[Saved data entries]
########
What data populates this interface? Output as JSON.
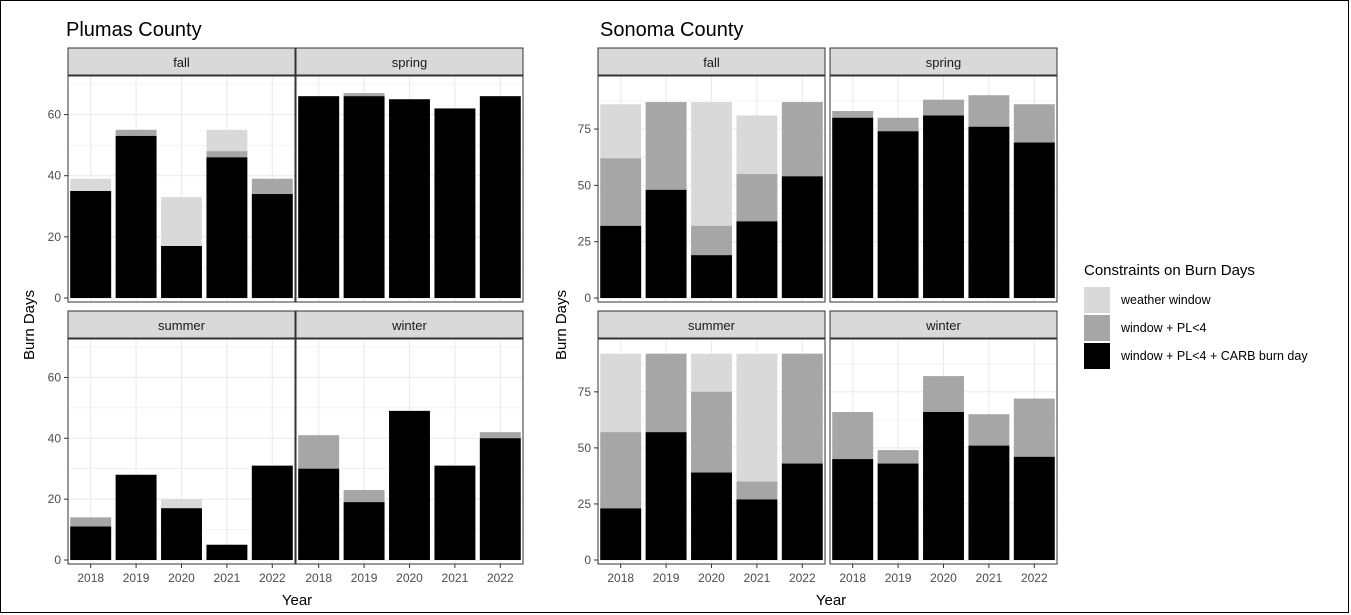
{
  "chart_data": {
    "type": "bar",
    "stacked": true,
    "facets": [
      "fall",
      "spring",
      "summer",
      "winter"
    ],
    "categories": [
      "2018",
      "2019",
      "2020",
      "2021",
      "2022"
    ],
    "xlabel": "Year",
    "ylabel": "Burn Days",
    "legend": {
      "title": "Constraints on Burn Days",
      "position": "right",
      "entries": [
        {
          "label": "weather window",
          "color": "#d9d9d9"
        },
        {
          "label": "window + PL<4",
          "color": "#a6a6a6"
        },
        {
          "label": "window + PL<4 + CARB burn day",
          "color": "#000000"
        }
      ]
    },
    "panels": [
      {
        "title": "Plumas County",
        "ylim": [
          0,
          70
        ],
        "yticks": [
          0,
          20,
          40,
          60
        ],
        "grid": true,
        "facets": {
          "fall": {
            "weather window": [
              39,
              55,
              33,
              55,
              39
            ],
            "window + PL<4": [
              35,
              55,
              17,
              48,
              39
            ],
            "window + PL<4 + CARB burn day": [
              35,
              53,
              17,
              46,
              34
            ]
          },
          "spring": {
            "weather window": [
              66,
              67,
              65,
              62,
              66
            ],
            "window + PL<4": [
              66,
              67,
              65,
              62,
              66
            ],
            "window + PL<4 + CARB burn day": [
              66,
              66,
              65,
              62,
              66
            ]
          },
          "summer": {
            "weather window": [
              14,
              28,
              20,
              5,
              31
            ],
            "window + PL<4": [
              14,
              28,
              17,
              5,
              31
            ],
            "window + PL<4 + CARB burn day": [
              11,
              28,
              17,
              5,
              31
            ]
          },
          "winter": {
            "weather window": [
              41,
              23,
              49,
              31,
              42
            ],
            "window + PL<4": [
              41,
              23,
              49,
              31,
              42
            ],
            "window + PL<4 + CARB burn day": [
              30,
              19,
              49,
              31,
              40
            ]
          }
        }
      },
      {
        "title": "Sonoma County",
        "ylim": [
          0,
          95
        ],
        "yticks": [
          0,
          25,
          50,
          75
        ],
        "grid": true,
        "facets": {
          "fall": {
            "weather window": [
              86,
              87,
              87,
              81,
              87
            ],
            "window + PL<4": [
              62,
              87,
              32,
              55,
              87
            ],
            "window + PL<4 + CARB burn day": [
              32,
              48,
              19,
              34,
              54
            ]
          },
          "spring": {
            "weather window": [
              83,
              80,
              88,
              90,
              86
            ],
            "window + PL<4": [
              83,
              80,
              88,
              90,
              86
            ],
            "window + PL<4 + CARB burn day": [
              80,
              74,
              81,
              76,
              69
            ]
          },
          "summer": {
            "weather window": [
              92,
              92,
              92,
              92,
              92
            ],
            "window + PL<4": [
              57,
              92,
              75,
              35,
              92
            ],
            "window + PL<4 + CARB burn day": [
              23,
              57,
              39,
              27,
              43
            ]
          },
          "winter": {
            "weather window": [
              66,
              49,
              82,
              65,
              72
            ],
            "window + PL<4": [
              66,
              49,
              82,
              65,
              72
            ],
            "window + PL<4 + CARB burn day": [
              45,
              43,
              66,
              51,
              46
            ]
          }
        }
      }
    ]
  }
}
########
▶ **WHAT IS REQUIRED**
Gather and return every line that holds the string "County".

▶ **TASK RESULT**
        "title": "Plumas County",
        "title": "Sonoma County",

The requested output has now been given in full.